(Saved data entries)
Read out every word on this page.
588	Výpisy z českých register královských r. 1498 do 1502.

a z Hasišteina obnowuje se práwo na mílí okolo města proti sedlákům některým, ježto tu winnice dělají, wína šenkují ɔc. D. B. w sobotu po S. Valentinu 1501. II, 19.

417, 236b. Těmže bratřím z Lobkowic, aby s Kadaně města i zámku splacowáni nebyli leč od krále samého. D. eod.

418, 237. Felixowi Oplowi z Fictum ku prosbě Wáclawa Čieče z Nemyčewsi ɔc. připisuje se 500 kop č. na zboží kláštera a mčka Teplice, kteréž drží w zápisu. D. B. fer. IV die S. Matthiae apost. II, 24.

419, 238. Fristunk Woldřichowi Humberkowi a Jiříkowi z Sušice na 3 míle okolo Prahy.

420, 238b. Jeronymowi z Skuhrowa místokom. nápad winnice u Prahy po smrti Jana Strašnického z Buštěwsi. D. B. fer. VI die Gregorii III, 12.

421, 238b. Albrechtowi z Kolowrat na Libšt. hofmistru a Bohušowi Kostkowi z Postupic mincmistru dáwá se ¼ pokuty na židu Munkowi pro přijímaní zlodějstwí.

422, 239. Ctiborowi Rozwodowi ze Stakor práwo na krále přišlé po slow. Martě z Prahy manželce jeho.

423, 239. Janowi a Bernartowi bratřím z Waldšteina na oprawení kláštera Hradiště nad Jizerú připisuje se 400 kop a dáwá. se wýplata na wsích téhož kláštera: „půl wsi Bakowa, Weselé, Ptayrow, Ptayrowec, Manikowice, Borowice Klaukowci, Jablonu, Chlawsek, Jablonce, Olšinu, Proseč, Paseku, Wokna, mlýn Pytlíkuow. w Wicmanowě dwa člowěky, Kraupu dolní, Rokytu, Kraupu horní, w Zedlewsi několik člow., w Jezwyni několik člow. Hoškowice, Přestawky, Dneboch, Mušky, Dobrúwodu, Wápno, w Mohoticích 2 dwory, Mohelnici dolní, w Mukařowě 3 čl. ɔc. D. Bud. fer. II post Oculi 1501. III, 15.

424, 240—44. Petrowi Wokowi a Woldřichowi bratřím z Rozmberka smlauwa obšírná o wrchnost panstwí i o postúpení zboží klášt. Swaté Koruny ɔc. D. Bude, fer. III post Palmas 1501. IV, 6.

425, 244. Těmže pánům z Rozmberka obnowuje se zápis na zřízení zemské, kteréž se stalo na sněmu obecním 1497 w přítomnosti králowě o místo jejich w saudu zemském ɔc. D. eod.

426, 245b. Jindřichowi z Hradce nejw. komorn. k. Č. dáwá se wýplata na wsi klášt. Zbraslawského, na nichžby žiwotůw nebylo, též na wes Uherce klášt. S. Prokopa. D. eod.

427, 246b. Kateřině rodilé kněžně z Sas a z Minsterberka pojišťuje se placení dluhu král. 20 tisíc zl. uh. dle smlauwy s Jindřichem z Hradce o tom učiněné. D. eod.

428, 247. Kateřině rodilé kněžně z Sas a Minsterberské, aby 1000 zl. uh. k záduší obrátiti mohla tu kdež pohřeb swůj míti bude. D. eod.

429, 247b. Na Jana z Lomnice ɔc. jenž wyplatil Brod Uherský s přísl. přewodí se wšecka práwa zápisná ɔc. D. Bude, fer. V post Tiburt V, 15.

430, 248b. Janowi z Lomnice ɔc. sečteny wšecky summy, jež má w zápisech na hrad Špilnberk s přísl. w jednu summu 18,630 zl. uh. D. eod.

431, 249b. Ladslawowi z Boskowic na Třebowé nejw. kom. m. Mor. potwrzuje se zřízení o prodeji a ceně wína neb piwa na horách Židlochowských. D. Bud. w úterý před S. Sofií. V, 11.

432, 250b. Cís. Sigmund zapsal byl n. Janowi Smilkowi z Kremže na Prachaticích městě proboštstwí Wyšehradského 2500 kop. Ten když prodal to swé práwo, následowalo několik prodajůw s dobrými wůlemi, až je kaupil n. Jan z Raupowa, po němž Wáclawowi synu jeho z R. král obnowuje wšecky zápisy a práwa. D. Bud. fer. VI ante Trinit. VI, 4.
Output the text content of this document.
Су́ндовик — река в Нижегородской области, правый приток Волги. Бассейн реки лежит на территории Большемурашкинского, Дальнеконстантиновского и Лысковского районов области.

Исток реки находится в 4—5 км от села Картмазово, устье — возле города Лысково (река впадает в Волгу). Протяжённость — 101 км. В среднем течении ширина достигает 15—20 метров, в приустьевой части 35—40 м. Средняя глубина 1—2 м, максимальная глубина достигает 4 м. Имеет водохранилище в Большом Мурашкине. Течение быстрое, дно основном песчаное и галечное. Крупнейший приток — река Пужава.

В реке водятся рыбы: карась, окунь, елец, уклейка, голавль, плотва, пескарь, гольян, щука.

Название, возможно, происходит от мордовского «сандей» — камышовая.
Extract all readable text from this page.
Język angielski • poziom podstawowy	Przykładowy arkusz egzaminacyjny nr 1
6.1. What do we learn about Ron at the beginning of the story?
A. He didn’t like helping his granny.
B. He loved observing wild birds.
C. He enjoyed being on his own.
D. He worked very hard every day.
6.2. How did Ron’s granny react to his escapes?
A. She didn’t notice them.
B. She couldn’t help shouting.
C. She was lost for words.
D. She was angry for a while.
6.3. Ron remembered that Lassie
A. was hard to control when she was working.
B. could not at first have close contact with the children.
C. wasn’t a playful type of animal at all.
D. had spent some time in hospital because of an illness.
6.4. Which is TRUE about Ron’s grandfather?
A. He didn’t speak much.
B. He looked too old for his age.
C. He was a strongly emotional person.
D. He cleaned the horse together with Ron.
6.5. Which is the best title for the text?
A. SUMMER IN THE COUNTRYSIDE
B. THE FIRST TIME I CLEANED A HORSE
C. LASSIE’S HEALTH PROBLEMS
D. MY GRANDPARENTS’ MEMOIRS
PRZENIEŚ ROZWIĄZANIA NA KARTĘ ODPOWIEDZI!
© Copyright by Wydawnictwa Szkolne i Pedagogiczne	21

*Exercise requirements*: Copy each line of the data above without altering a single character.

*Response to this exercise*:
Read out every word on this page.
588	Výpisy z českých register královských r. 1498 do 1502.

a z Hasišteina obnowuje se práwo na mílí okolo města proti sedlákům některým, ježto tu winnice dělají, wína šenkují ɔc. D. B. w sobotu po S. Valentinu 1501. II, 19.

417, 236b. Těmže bratřím z Lobkowic, aby s Kadaně města i zámku splacowáni nebyli leč od krále samého. D. eod.

418, 237. Felixowi Oplowi z Fictum ku prosbě Wáclawa Čieče z Nemyčewsi ɔc. připisuje se 500 kop č. na zboží kláštera a mčka Teplice, kteréž drží w zápisu. D. B. fer. IV die S. Matthiae apost. II, 24.

419, 238. Fristunk Woldřichowi Humberkowi a Jiříkowi z Sušice na 3 míle okolo Prahy.

420, 238b. Jeronymowi z Skuhrowa místokom. nápad winnice u Prahy po smrti Jana Strašnického z Buštěwsi. D. B. fer. VI die Gregorii III, 12.

421, 238b. Albrechtowi z Kolowrat na Libšt. hofmistru a Bohušowi Kostkowi z Postupic mincmistru dáwá se ¼ pokuty na židu Munkowi pro přijímaní zlodějstwí.

422, 239. Ctiborowi Rozwodowi ze Stakor práwo na krále přišlé po slow. Martě z Prahy manželce jeho.

423, 239. Janowi a Bernartowi bratřím z Waldšteina na oprawení kláštera Hradiště nad Jizerú připisuje se 400 kop a dáwá. se wýplata na wsích téhož kláštera: „půl wsi Bakowa, Weselé, Ptayrow, Ptayrowec, Manikowice, Borowice Klaukowci, Jablonu, Chlawsek, Jablonce, Olšinu, Proseč, Paseku, Wokna, mlýn Pytlíkuow. w Wicmanowě dwa člowěky, Kraupu dolní, Rokytu, Kraupu horní, w Zedlewsi několik člow., w Jezwyni několik člow. Hoškowice, Přestawky, Dneboch, Mušky, Dobrúwodu, Wápno, w Mohoticích 2 dwory, Mohelnici dolní, w Mukařowě 3 čl. ɔc. D. Bud. fer. II post Oculi 1501. III, 15.

424, 240—44. Petrowi Wokowi a Woldřichowi bratřím z Rozmberka smlauwa obšírná o wrchnost panstwí i o postúpení zboží klášt. Swaté Koruny ɔc. D. Bude, fer. III post Palmas 1501. IV, 6.

425, 244. Těmže pánům z Rozmberka obnowuje se zápis na zřízení zemské, kteréž se stalo na sněmu obecním 1497 w přítomnosti králowě o místo jejich w saudu zemském ɔc. D. eod.

426, 245b. Jindřichowi z Hradce nejw. komorn. k. Č. dáwá se wýplata na wsi klášt. Zbraslawského, na nichžby žiwotůw nebylo, též na wes Uherce klášt. S. Prokopa. D. eod.

427, 246b. Kateřině rodilé kněžně z Sas a z Minsterberka pojišťuje se placení dluhu král. 20 tisíc zl. uh. dle smlauwy s Jindřichem z Hradce o tom učiněné. D. eod.

428, 247. Kateřině rodilé kněžně z Sas a Minsterberské, aby 1000 zl. uh. k záduší obrátiti mohla tu kdež pohřeb swůj míti bude. D. eod.

429, 247b. Na Jana z Lomnice ɔc. jenž wyplatil Brod Uherský s přísl. přewodí se wšecka práwa zápisná ɔc. D. Bude, fer. V post Tiburt V, 15.

430, 248b. Janowi z Lomnice ɔc. sečteny wšecky summy, jež má w zápisech na hrad Špilnberk s přísl. w jednu summu 18,630 zl. uh. D. eod.

431, 249b. Ladslawowi z Boskowic na Třebowé nejw. kom. m. Mor. potwrzuje se zřízení o prodeji a ceně wína neb piwa na horách Židlochowských. D. Bud. w úterý před S. Sofií. V, 11.

432, 250b. Cís. Sigmund zapsal byl n. Janowi Smilkowi z Kremže na Prachaticích městě proboštstwí Wyšehradského 2500 kop. Ten když prodal to swé práwo, následowalo několik prodajůw s dobrými wůlemi, až je kaupil n. Jan z Raupowa, po němž Wáclawowi synu jeho z R. král obnowuje wšecky zápisy a práwa. D. Bud. fer. VI ante Trinit. VI, 4.
Output the text content of this document.
Су́ндовик — река в Нижегородской области, правый приток Волги. Бассейн реки лежит на территории Большемурашкинского, Дальнеконстантиновского и Лысковского районов области.

Исток реки находится в 4—5 км от села Картмазово, устье — возле города Лысково (река впадает в Волгу). Протяжённость — 101 км. В среднем течении ширина достигает 15—20 метров, в приустьевой части 35—40 м. Средняя глубина 1—2 м, максимальная глубина достигает 4 м. Имеет водохранилище в Большом Мурашкине. Течение быстрое, дно основном песчаное и галечное. Крупнейший приток — река Пужава.

В реке водятся рыбы: карась, окунь, елец, уклейка, голавль, плотва, пескарь, гольян, щука.

Название, возможно, происходит от мордовского «сандей» — камышовая.
Extract all readable text from this page.
Język angielski • poziom podstawowy	Przykładowy arkusz egzaminacyjny nr 1
6.1. What do we learn about Ron at the beginning of the story?
A. He didn’t like helping his granny.
B. He loved observing wild birds.
C. He enjoyed being on his own.
D. He worked very hard every day.
6.2. How did Ron’s granny react to his escapes?
A. She didn’t notice them.
B. She couldn’t help shouting.
C. She was lost for words.
D. She was angry for a while.
6.3. Ron remembered that Lassie
A. was hard to control when she was working.
B. could not at first have close contact with the children.
C. wasn’t a playful type of animal at all.
D. had spent some time in hospital because of an illness.
6.4. Which is TRUE about Ron’s grandfather?
A. He didn’t speak much.
B. He looked too old for his age.
C. He was a strongly emotional person.
D. He cleaned the horse together with Ron.
6.5. Which is the best title for the text?
A. SUMMER IN THE COUNTRYSIDE
B. THE FIRST TIME I CLEANED A HORSE
C. LASSIE’S HEALTH PROBLEMS
D. MY GRANDPARENTS’ MEMOIRS
PRZENIEŚ ROZWIĄZANIA NA KARTĘ ODPOWIEDZI!
© Copyright by Wydawnictwa Szkolne i Pedagogiczne	21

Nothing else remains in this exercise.